(Items from a dataset)

□ □ □ □ □

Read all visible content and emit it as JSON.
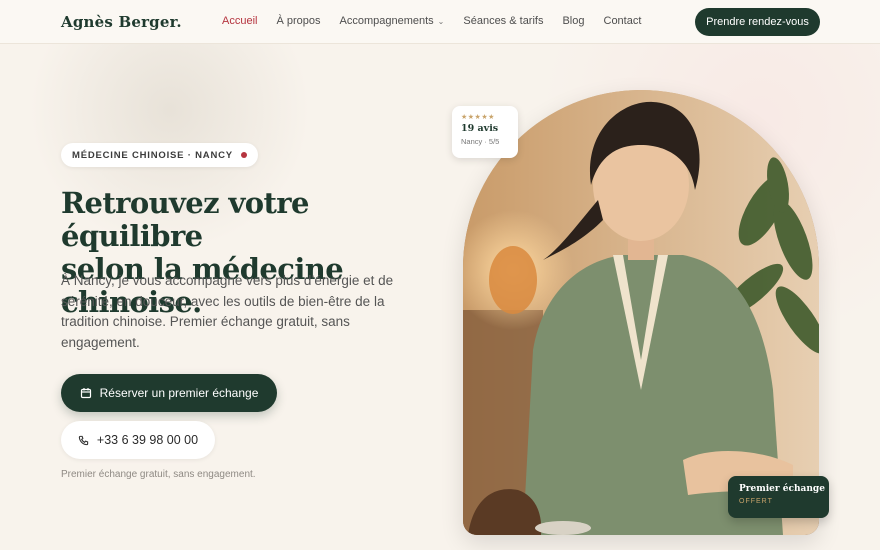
{
  "header": {
    "logo": "Agnès Berger.",
    "nav": [
      {
        "label": "Accueil"
      },
      {
        "label": "À propos"
      },
      {
        "label": "Accompagnements"
      },
      {
        "label": "Séances & tarifs"
      },
      {
        "label": "Blog"
      },
      {
        "label": "Contact"
      }
    ],
    "cta": "Prendre rendez-vous"
  },
  "hero": {
    "badge": "MÉDECINE CHINOISE · NANCY",
    "title_line1": "Retrouvez votre équilibre",
    "title_line2": "selon la médecine chinoise.",
    "description": "À Nancy, je vous accompagne vers plus d’énergie et de sérénité, en douceur, avec les outils de bien-être de la tradition chinoise. Premier échange gratuit, sans engagement.",
    "primary_button": "Réserver un premier échange",
    "phone_button": "+33 6 39 98 00 00",
    "note": "Premier échange gratuit, sans engagement."
  },
  "review_card": {
    "stars": "★★★★★",
    "count": "19 avis",
    "sub": "Nancy · 5/5"
  },
  "offer_card": {
    "title": "Premier échange",
    "sub": "OFFERT"
  },
  "colors": {
    "brand_green": "#1f3a2e",
    "accent_red": "#b5343f",
    "gold": "#c9a46b",
    "background": "#f8f3ec"
  }
}
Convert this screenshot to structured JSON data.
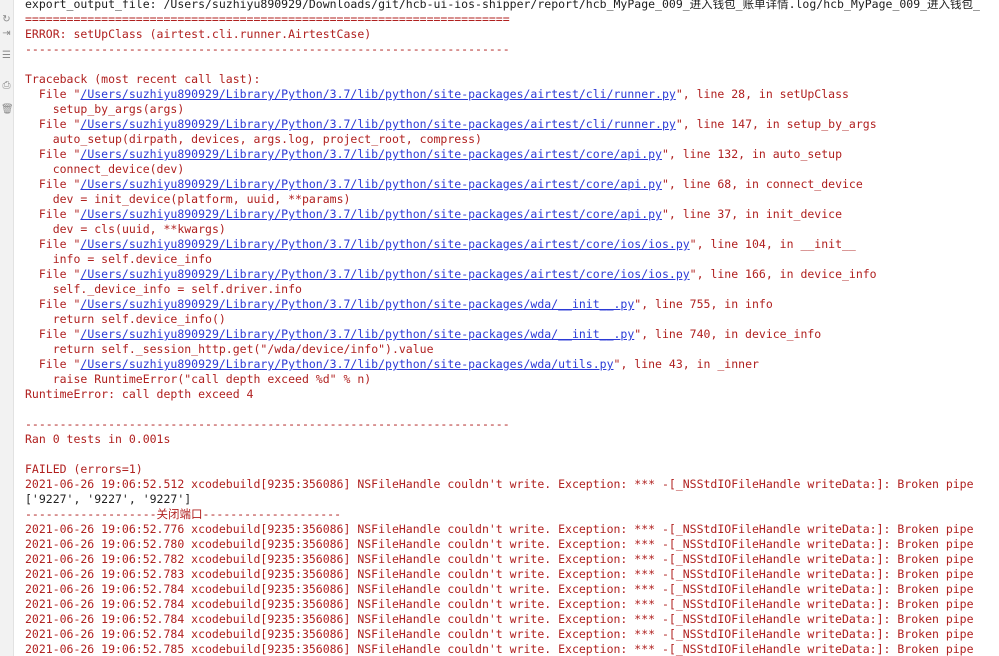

□ □ □ □ □

### WHAT IS BEING ASKED
Count how many lines contain "label" and give only that count.

### RESPONSE FOR THIS EXERCISE
6